══ Data supplied

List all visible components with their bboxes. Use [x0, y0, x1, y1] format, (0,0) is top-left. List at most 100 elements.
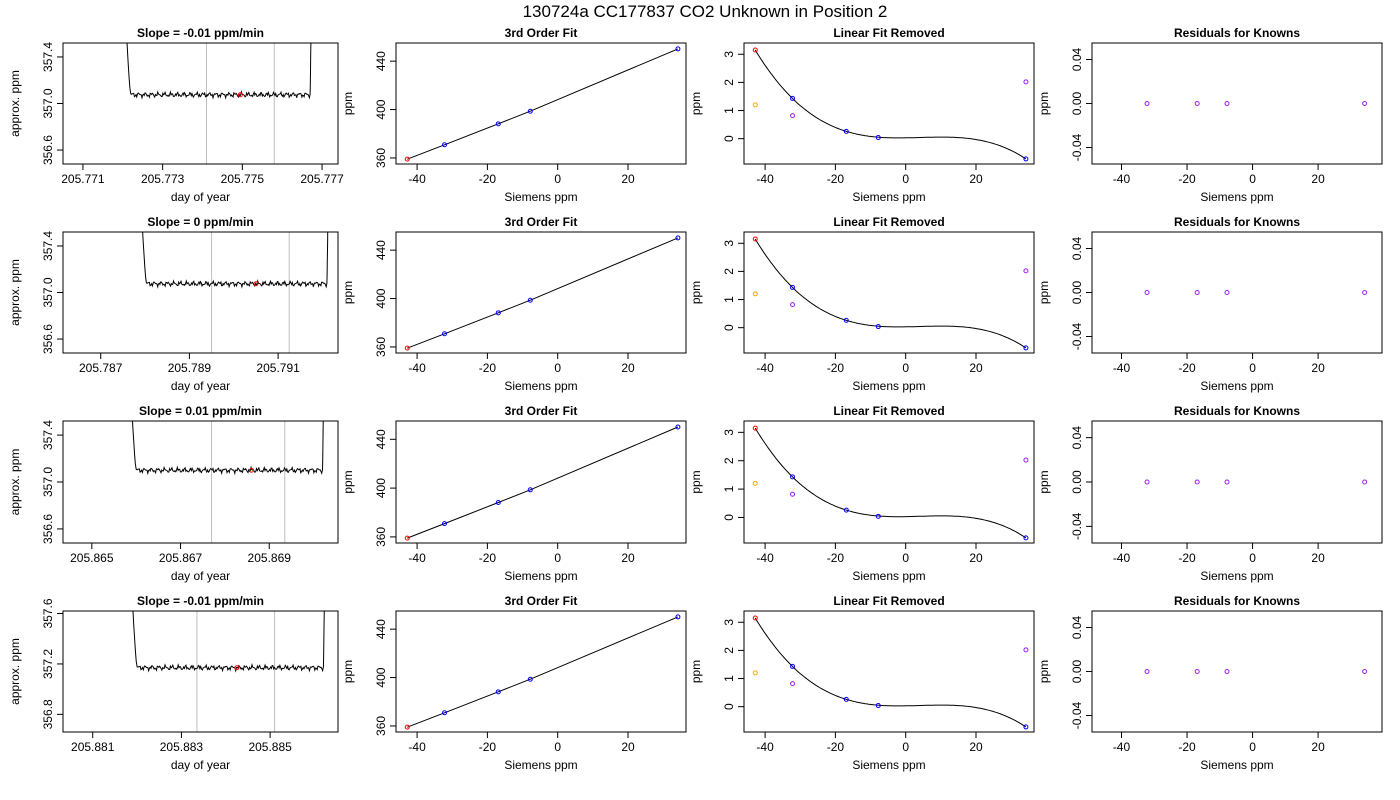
- ppm-trace: [132, 611, 325, 673]
- y-axis-label: approx. ppm: [8, 449, 22, 516]
- y-tick-label: 360: [374, 148, 388, 168]
- panel-r3-c3: Linear Fit Removed Siemens ppm ppm -40 -20 0 2…: [689, 404, 1035, 583]
- residual-point: [1144, 669, 1150, 674]
- sample-mean-marker: [249, 467, 255, 473]
- y-axis-label: approx. ppm: [8, 70, 22, 137]
- plot-frame: [395, 420, 687, 544]
- offset-point-orange: [752, 291, 758, 297]
- standard-point: [442, 142, 448, 148]
- y-tick-label: 360: [374, 337, 388, 357]
- y-tick-label: 0.04: [1070, 615, 1084, 639]
- panel-title: 3rd Order Fit: [505, 26, 578, 40]
- residual-point: [1194, 101, 1200, 106]
- x-tick-label: 205.773: [141, 172, 185, 186]
- y-tick-label: 357.0: [41, 88, 55, 118]
- standard-point: [875, 135, 881, 141]
- ppm-trace: [126, 43, 312, 100]
- y-axis-label: ppm: [341, 281, 355, 304]
- panel-r4-c3: Linear Fit Removed Siemens ppm ppm -40 -20 0 2…: [689, 594, 1035, 772]
- standard-point: [843, 507, 849, 513]
- x-tick-label: 205.885: [248, 740, 292, 754]
- plot-frame: [62, 420, 339, 544]
- plot-area: [404, 235, 681, 351]
- standard-point: [495, 499, 501, 505]
- plot-area: [752, 47, 1029, 162]
- panel-title: Residuals for Knowns: [1174, 26, 1300, 40]
- x-tick-label: 205.777: [300, 172, 344, 186]
- panel-r3-c4: Residuals for Knowns Siemens ppm ppm -40 -20…: [1037, 404, 1383, 583]
- y-tick-label: 440: [374, 51, 388, 71]
- y-tick-label: -0.04: [1070, 512, 1084, 540]
- y-axis-label: approx. ppm: [8, 259, 22, 326]
- residual-point: [1144, 290, 1150, 295]
- x-tick-label: 205.883: [160, 740, 204, 754]
- offset-point-orange: [752, 102, 758, 108]
- standard-point: [495, 310, 501, 316]
- y-tick-label: 357.2: [41, 649, 55, 679]
- plot-frame: [1091, 42, 1383, 165]
- x-tick-label: -40: [1113, 172, 1131, 186]
- x-tick-label: -40: [408, 551, 426, 565]
- offset-point-purple: [1023, 268, 1029, 274]
- standard-point: [675, 235, 681, 241]
- panel-r2-c2: 3rd Order Fit Siemens ppm ppm -40 -20 0 20 360 4…: [341, 215, 687, 393]
- standard-point: [527, 297, 533, 303]
- panel-r4-c1: Slope = -0.01 ppm/min day of year approx. …: [8, 594, 339, 772]
- standard-point: [675, 46, 681, 52]
- cubic-residual-curve: [754, 617, 1027, 728]
- x-axis-label: Siemens ppm: [852, 379, 925, 393]
- y-axis-label: ppm: [341, 92, 355, 115]
- y-tick-label: 0: [722, 703, 736, 710]
- y-tick-label: 440: [374, 619, 388, 639]
- standard-point: [1023, 345, 1029, 351]
- offset-point-purple: [1023, 457, 1029, 463]
- x-tick-label: -40: [756, 361, 774, 375]
- x-tick-label: -20: [479, 551, 497, 565]
- panel-title: Linear Fit Removed: [833, 215, 944, 229]
- y-axis-label: ppm: [689, 281, 703, 304]
- y-tick-label: 3: [722, 429, 736, 436]
- x-tick-label: 205.775: [221, 172, 265, 186]
- y-tick-label: 0.04: [1070, 426, 1084, 450]
- y-tick-label: 357.4: [41, 231, 55, 261]
- standard-point: [843, 696, 849, 702]
- y-tick-label: 0.00: [1070, 280, 1084, 304]
- y-tick-label: 3: [722, 51, 736, 58]
- x-tick-label: -20: [1178, 740, 1196, 754]
- x-tick-label: 0: [1249, 361, 1256, 375]
- x-axis-label: Siemens ppm: [504, 569, 577, 583]
- y-tick-label: 3: [722, 619, 736, 626]
- x-tick-label: 0: [554, 172, 561, 186]
- x-tick-label: 205.771: [61, 172, 105, 186]
- plot-frame: [743, 42, 1035, 165]
- residual-point: [1144, 101, 1150, 106]
- y-tick-label: 357.4: [41, 420, 55, 450]
- panel-r2-c4: Residuals for Knowns Siemens ppm ppm -40 -20…: [1037, 215, 1383, 393]
- standard-point: [527, 676, 533, 682]
- y-tick-label: 400: [374, 667, 388, 687]
- plot-area: [1144, 479, 1368, 485]
- y-tick-label: 2: [722, 268, 736, 275]
- x-tick-label: 0: [902, 551, 909, 565]
- offset-point-orange: [752, 670, 758, 676]
- residual-point: [1224, 479, 1230, 485]
- x-axis-label: Siemens ppm: [1200, 758, 1273, 772]
- x-tick-label: -20: [827, 740, 845, 754]
- x-tick-label: -40: [756, 551, 774, 565]
- x-tick-label: 20: [621, 361, 635, 375]
- y-tick-label: 1: [722, 296, 736, 303]
- standard-point: [442, 521, 448, 527]
- x-tick-label: 0: [902, 740, 909, 754]
- plot-area: [132, 611, 325, 732]
- standard-point: [1023, 535, 1029, 541]
- plot-frame: [62, 610, 339, 733]
- y-tick-label: 1: [722, 675, 736, 682]
- x-axis-label: Siemens ppm: [1200, 190, 1273, 204]
- sample-mean-marker: [234, 665, 240, 671]
- plot-frame: [1091, 420, 1383, 544]
- x-tick-label: -40: [1113, 361, 1131, 375]
- x-axis-label: day of year: [171, 379, 230, 393]
- plot-area: [404, 614, 681, 730]
- panel-r1-c4: Residuals for Knowns Siemens ppm ppm -40 -20…: [1037, 26, 1383, 204]
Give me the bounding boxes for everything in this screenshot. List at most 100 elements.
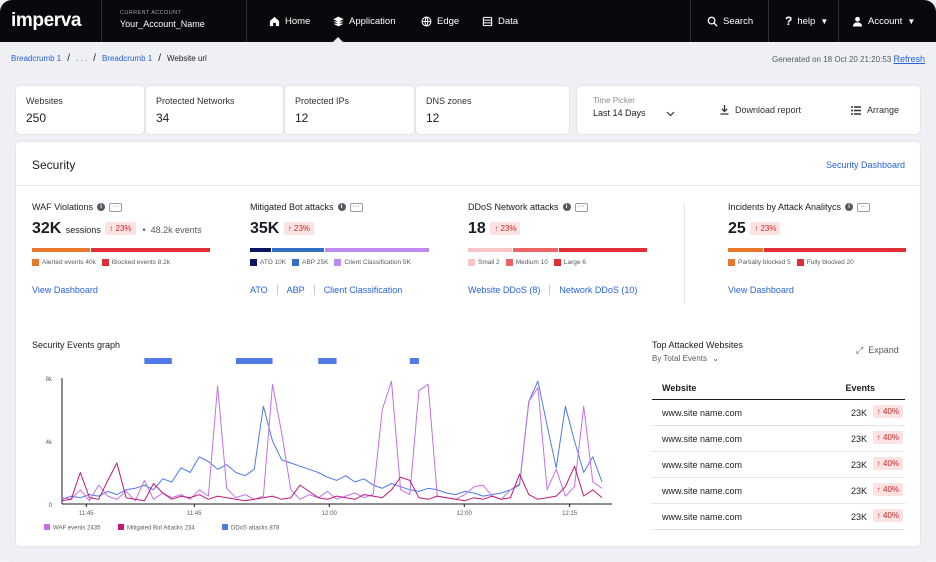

════

→ Aim:
Please copy every line of the records above word for word, leaving out the pictures.

→ Solved problem:
List all visible components with their bboxes. Use [x0, y0, x1, y1] format, (0,0) is top-left. List at most 100 elements.
- ppm-trace: [132, 611, 325, 673]
- y-axis-label: approx. ppm: [8, 449, 22, 516]
- y-tick-label: 360: [374, 148, 388, 168]
- panel-r3-c3: Linear Fit Removed Siemens ppm ppm -40 -20 0 2…: [689, 404, 1035, 583]
- residual-point: [1144, 669, 1150, 674]
- sample-mean-marker: [249, 467, 255, 473]
- y-axis-label: approx. ppm: [8, 70, 22, 137]
- plot-frame: [395, 420, 687, 544]
- offset-point-orange: [752, 291, 758, 297]
- standard-point: [442, 142, 448, 148]
- y-tick-label: 360: [374, 337, 388, 357]
- y-tick-label: 0.04: [1070, 615, 1084, 639]
- panel-title: 3rd Order Fit: [505, 26, 578, 40]
- residual-point: [1194, 101, 1200, 106]
- x-tick-label: 205.773: [141, 172, 185, 186]
- y-tick-label: 357.0: [41, 88, 55, 118]
- standard-point: [875, 135, 881, 141]
- ppm-trace: [126, 43, 312, 100]
- y-axis-label: ppm: [341, 281, 355, 304]
- panel-r4-c3: Linear Fit Removed Siemens ppm ppm -40 -20 0 2…: [689, 594, 1035, 772]
- standard-point: [843, 507, 849, 513]
- x-tick-label: 205.885: [248, 740, 292, 754]
- plot-frame: [62, 420, 339, 544]
- plot-area: [404, 235, 681, 351]
- standard-point: [495, 499, 501, 505]
- plot-area: [752, 47, 1029, 162]
- panel-title: Residuals for Knowns: [1174, 26, 1300, 40]
- x-tick-label: 205.777: [300, 172, 344, 186]
- panel-r3-c4: Residuals for Knowns Siemens ppm ppm -40 -20…: [1037, 404, 1383, 583]
- y-tick-label: 440: [374, 51, 388, 71]
- y-tick-label: -0.04: [1070, 512, 1084, 540]
- y-axis-label: approx. ppm: [8, 259, 22, 326]
- residual-point: [1144, 290, 1150, 295]
- x-tick-label: 205.883: [160, 740, 204, 754]
- offset-point-orange: [752, 102, 758, 108]
- standard-point: [495, 310, 501, 316]
- y-tick-label: 357.2: [41, 649, 55, 679]
- plot-frame: [1091, 42, 1383, 165]
- x-tick-label: -40: [1113, 172, 1131, 186]
- x-tick-label: -40: [408, 551, 426, 565]
- offset-point-purple: [1023, 268, 1029, 274]
- standard-point: [675, 235, 681, 241]
- panel-r2-c2: 3rd Order Fit Siemens ppm ppm -40 -20 0 20 360 4…: [341, 215, 687, 393]
- standard-point: [527, 297, 533, 303]
- panel-r4-c1: Slope = -0.01 ppm/min day of year approx. …: [8, 594, 339, 772]
- standard-point: [675, 46, 681, 52]
- cubic-residual-curve: [754, 617, 1027, 728]
- x-axis-label: Siemens ppm: [852, 379, 925, 393]
- y-axis-label: ppm: [341, 92, 355, 115]
- y-tick-label: 0: [722, 703, 736, 710]
- y-tick-label: 440: [374, 619, 388, 639]
- standard-point: [1023, 345, 1029, 351]
- offset-point-purple: [1023, 457, 1029, 463]
- x-tick-label: -40: [756, 361, 774, 375]
- x-tick-label: -20: [479, 551, 497, 565]
- panel-title: Linear Fit Removed: [833, 215, 944, 229]
- y-axis-label: ppm: [689, 281, 703, 304]
- y-tick-label: 3: [722, 429, 736, 436]
- x-tick-label: 205.775: [221, 172, 265, 186]
- y-tick-label: 0.04: [1070, 426, 1084, 450]
- y-tick-label: 357.4: [41, 231, 55, 261]
- standard-point: [843, 696, 849, 702]
- y-tick-label: 0.00: [1070, 280, 1084, 304]
- y-tick-label: 3: [722, 51, 736, 58]
- x-tick-label: -20: [1178, 740, 1196, 754]
- x-tick-label: 0: [1249, 361, 1256, 375]
- x-axis-label: Siemens ppm: [504, 569, 577, 583]
- y-tick-label: 3: [722, 619, 736, 626]
- x-tick-label: 0: [554, 172, 561, 186]
- x-tick-label: 205.771: [61, 172, 105, 186]
- plot-frame: [743, 42, 1035, 165]
- residual-point: [1144, 101, 1150, 106]
- y-tick-label: 357.4: [41, 420, 55, 450]
- panel-r2-c4: Residuals for Knowns Siemens ppm ppm -40 -20…: [1037, 215, 1383, 393]
- standard-point: [527, 676, 533, 682]
- y-tick-label: 400: [374, 667, 388, 687]
- plot-area: [1144, 479, 1368, 485]
- y-tick-label: 2: [722, 268, 736, 275]
- x-tick-label: 0: [902, 551, 909, 565]
- offset-point-orange: [752, 670, 758, 676]
- residual-point: [1224, 479, 1230, 485]
- x-axis-label: Siemens ppm: [1200, 758, 1273, 772]
- x-tick-label: -20: [827, 740, 845, 754]
- x-tick-label: -40: [756, 551, 774, 565]
- x-tick-label: 20: [621, 361, 635, 375]
- y-tick-label: 1: [722, 296, 736, 303]
- standard-point: [442, 521, 448, 527]
- x-tick-label: 0: [902, 740, 909, 754]
- plot-area: [132, 611, 325, 732]
- standard-point: [1023, 535, 1029, 541]
- plot-frame: [62, 610, 339, 733]
- y-tick-label: 1: [722, 675, 736, 682]
- x-axis-label: Siemens ppm: [1200, 190, 1273, 204]
- sample-mean-marker: [234, 665, 240, 671]
- plot-frame: [1091, 420, 1383, 544]
- x-tick-label: -40: [1113, 361, 1131, 375]
- x-axis-label: day of year: [171, 379, 230, 393]
- plot-area: [404, 614, 681, 730]
- panel-r1-c4: Residuals for Knowns Siemens ppm ppm -40 -20…: [1037, 26, 1383, 204]
Give me the bounding boxes for everything in this screenshot. List at most 100 elements.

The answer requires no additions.